(Dataset items)

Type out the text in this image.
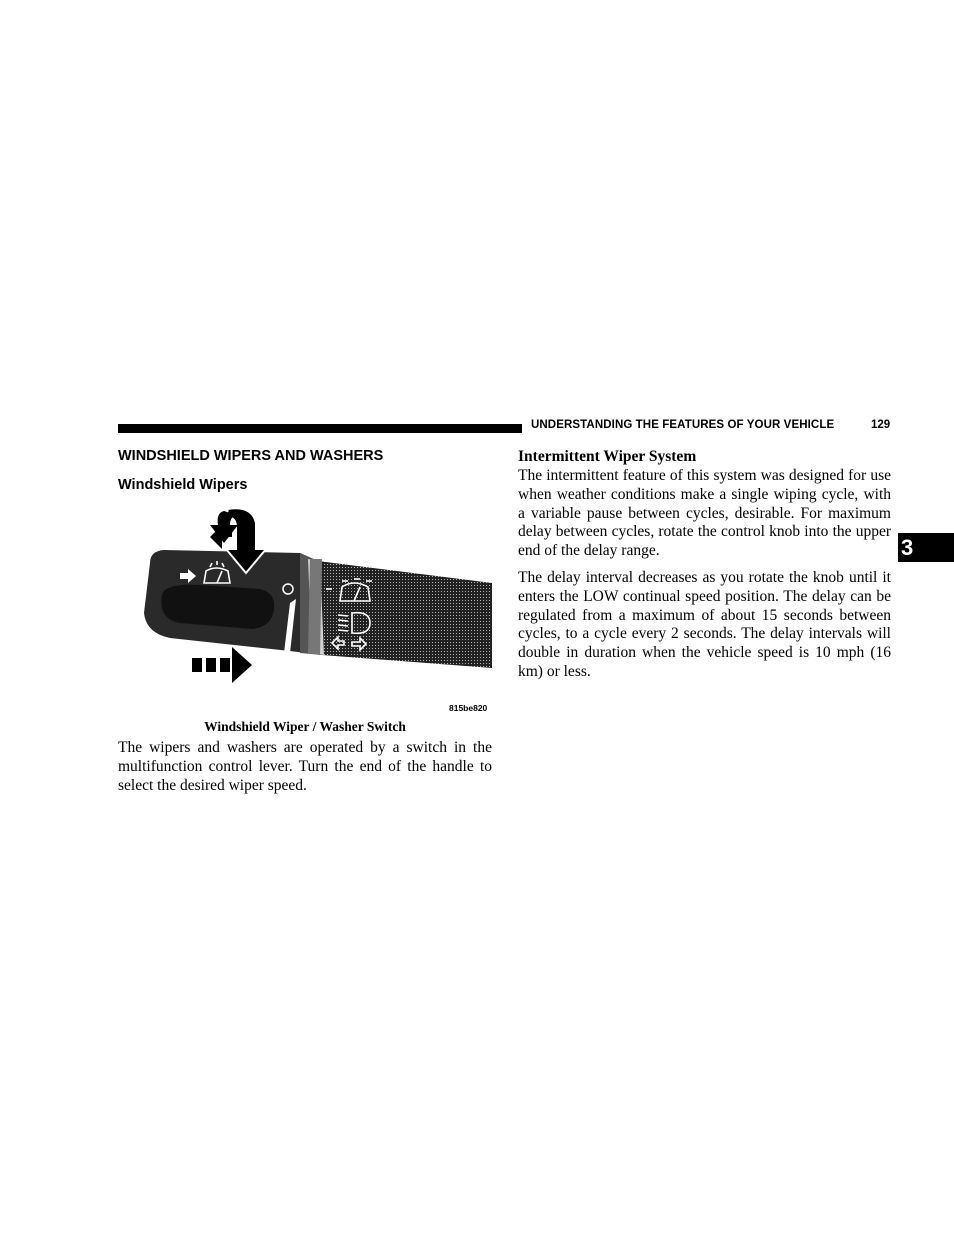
UNDERSTANDING THE FEATURES OF YOUR VEHICLE	129
3
WINDSHIELD WIPERS AND WASHERS
Windshield Wipers
815be820
Windshield Wiper / Washer Switch

The wipers and washers are operated by a switch in the multifunction control lever. Turn the end of the handle to select the desired wiper speed.

Intermittent Wiper System

The intermittent feature of this system was designed for use when weather conditions make a single wiping cycle, with a variable pause between cycles, desirable. For maximum delay between cycles, rotate the control knob into the upper end of the delay range.

The delay interval decreases as you rotate the knob until it enters the LOW continual speed position. The delay can be regulated from a maximum of about 15 seconds between cycles, to a cycle every 2 seconds. The delay intervals will double in duration when the vehicle speed is 10 mph (16 km) or less.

→ **Task directions**
Copy out each line word for word, please, skipping the images.

→ **Written answer**
Type out the text in this image.
UNDERSTANDING THE FEATURES OF YOUR VEHICLE	129
3
WINDSHIELD WIPERS AND WASHERS
Windshield Wipers
815be820
Windshield Wiper / Washer Switch

The wipers and washers are operated by a switch in the multifunction control lever. Turn the end of the handle to select the desired wiper speed.

Intermittent Wiper System

The intermittent feature of this system was designed for use when weather conditions make a single wiping cycle, with a variable pause between cycles, desirable. For maximum delay between cycles, rotate the control knob into the upper end of the delay range.

The delay interval decreases as you rotate the knob until it enters the LOW continual speed position. The delay can be regulated from a maximum of about 15 seconds between cycles, to a cycle every 2 seconds. The delay intervals will double in duration when the vehicle speed is 10 mph (16 km) or less.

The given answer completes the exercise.